[Dataset items]
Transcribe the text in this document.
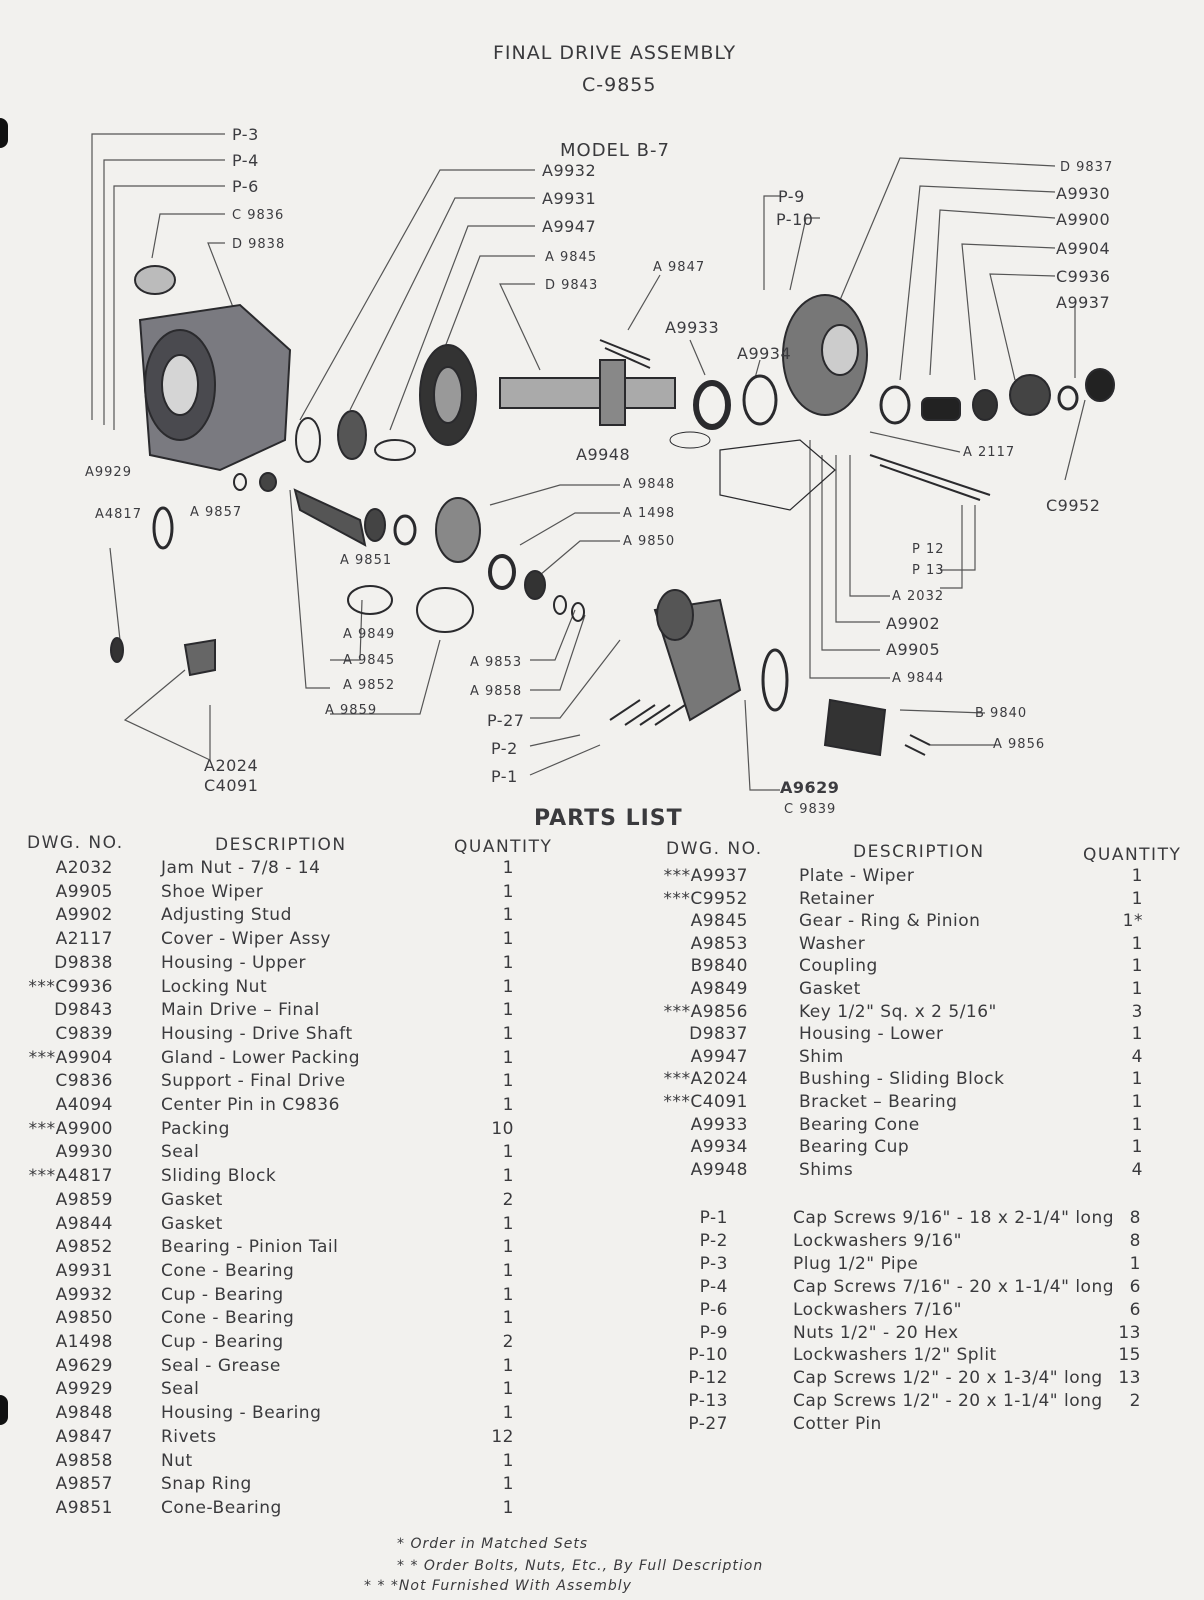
FINAL DRIVE ASSEMBLY
C-9855
MODEL B-7
P-3
P-4
P-6
C 9836
D 9838
A9932
A9931
A9947
A 9845
D 9843
A 9847
A9933
A9934
P-9
P-10
D 9837
A9930
A9900
A9904
C9936
A9937
A9948	A 2117
C9952
A9929
A4817	A 9857
A 9848
A 1498
A 9850
A 9851
P 12
P 13
A 2032
A9902
A9905
A 9844
A 9849
A 9845
A 9852
A 9853
A 9858
A 9859
P-27
P-2
P-1
B 9840
A 9856
A2024
C4091	A9629
C 9839
PARTS LIST
DWG. NO.	DESCRIPTION	QUANTITY	DWG. NO.	DESCRIPTION	QUANTITY
A2032	Jam Nut - 7/8 - 14	1
A9905	Shoe Wiper	1
A9902	Adjusting Stud	1
A2117	Cover - Wiper Assy	1
D9838	Housing - Upper	1
***C9936	Locking Nut	1
D9843	Main Drive – Final	1
C9839	Housing - Drive Shaft	1
***A9904	Gland - Lower Packing	1
C9836	Support - Final Drive	1
A4094	Center Pin in C9836	1
***A9900	Packing	10
A9930	Seal	1
***A4817	Sliding Block	1
A9859	Gasket	2
A9844	Gasket	1
A9852	Bearing - Pinion Tail	1
A9931	Cone - Bearing	1
A9932	Cup - Bearing	1
A9850	Cone - Bearing	1
A1498	Cup - Bearing	2
A9629	Seal - Grease	1
A9929	Seal	1
A9848	Housing - Bearing	1
A9847	Rivets	12
A9858	Nut	1
A9857	Snap Ring	1
A9851	Cone-Bearing	1
***A9937	Plate - Wiper	1
***C9952	Retainer	1
A9845	Gear - Ring & Pinion	1*
A9853	Washer	1
B9840	Coupling	1
A9849	Gasket	1
***A9856	Key 1/2" Sq. x 2 5/16"	3
D9837	Housing - Lower	1
A9947	Shim	4
***A2024	Bushing - Sliding Block	1
***C4091	Bracket – Bearing	1
A9933	Bearing Cone	1
A9934	Bearing Cup	1
A9948	Shims	4
P-1	Cap Screws 9/16" - 18 x 2-1/4" long 8
P-2	Lockwashers 9/16"	8
P-3	Plug 1/2" Pipe	1
P-4	Cap Screws 7/16" - 20 x 1-1/4" long 6
P-6	Lockwashers 7/16"	6
P-9	Nuts 1/2" - 20 Hex	13
P-10	Lockwashers 1/2" Split	15
P-12	Cap Screws 1/2" - 20 x 1-3/4" long 13
P-13	Cap Screws 1/2" - 20 x 1-1/4" long 2
P-27	Cotter Pin
* Order in Matched Sets
* * Order Bolts, Nuts, Etc., By Full Description
* * *Not Furnished With Assembly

**EXERCISE DESCRIPTION**.
Omit pictures; set down the rest of the material word for word.

**ANSWER FOR THE TASK**.
Transcribe the text in this document.
FINAL DRIVE ASSEMBLY
C-9855
MODEL B-7
P-3
P-4
P-6
C 9836
D 9838
A9932
A9931
A9947
A 9845
D 9843
A 9847
A9933
A9934
P-9
P-10
D 9837
A9930
A9900
A9904
C9936
A9937
A9948	A 2117
C9952
A9929
A4817	A 9857
A 9848
A 1498
A 9850
A 9851
P 12
P 13
A 2032
A9902
A9905
A 9844
A 9849
A 9845
A 9852
A 9853
A 9858
A 9859
P-27
P-2
P-1
B 9840
A 9856
A2024
C4091	A9629
C 9839
PARTS LIST
DWG. NO.	DESCRIPTION	QUANTITY	DWG. NO.	DESCRIPTION	QUANTITY
A2032	Jam Nut - 7/8 - 14	1
A9905	Shoe Wiper	1
A9902	Adjusting Stud	1
A2117	Cover - Wiper Assy	1
D9838	Housing - Upper	1
***C9936	Locking Nut	1
D9843	Main Drive – Final	1
C9839	Housing - Drive Shaft	1
***A9904	Gland - Lower Packing	1
C9836	Support - Final Drive	1
A4094	Center Pin in C9836	1
***A9900	Packing	10
A9930	Seal	1
***A4817	Sliding Block	1
A9859	Gasket	2
A9844	Gasket	1
A9852	Bearing - Pinion Tail	1
A9931	Cone - Bearing	1
A9932	Cup - Bearing	1
A9850	Cone - Bearing	1
A1498	Cup - Bearing	2
A9629	Seal - Grease	1
A9929	Seal	1
A9848	Housing - Bearing	1
A9847	Rivets	12
A9858	Nut	1
A9857	Snap Ring	1
A9851	Cone-Bearing	1
***A9937	Plate - Wiper	1
***C9952	Retainer	1
A9845	Gear - Ring & Pinion	1*
A9853	Washer	1
B9840	Coupling	1
A9849	Gasket	1
***A9856	Key 1/2" Sq. x 2 5/16"	3
D9837	Housing - Lower	1
A9947	Shim	4
***A2024	Bushing - Sliding Block	1
***C4091	Bracket – Bearing	1
A9933	Bearing Cone	1
A9934	Bearing Cup	1
A9948	Shims	4
P-1	Cap Screws 9/16" - 18 x 2-1/4" long 8
P-2	Lockwashers 9/16"	8
P-3	Plug 1/2" Pipe	1
P-4	Cap Screws 7/16" - 20 x 1-1/4" long 6
P-6	Lockwashers 7/16"	6
P-9	Nuts 1/2" - 20 Hex	13
P-10	Lockwashers 1/2" Split	15
P-12	Cap Screws 1/2" - 20 x 1-3/4" long 13
P-13	Cap Screws 1/2" - 20 x 1-1/4" long 2
P-27	Cotter Pin
* Order in Matched Sets
* * Order Bolts, Nuts, Etc., By Full Description
* * *Not Furnished With Assembly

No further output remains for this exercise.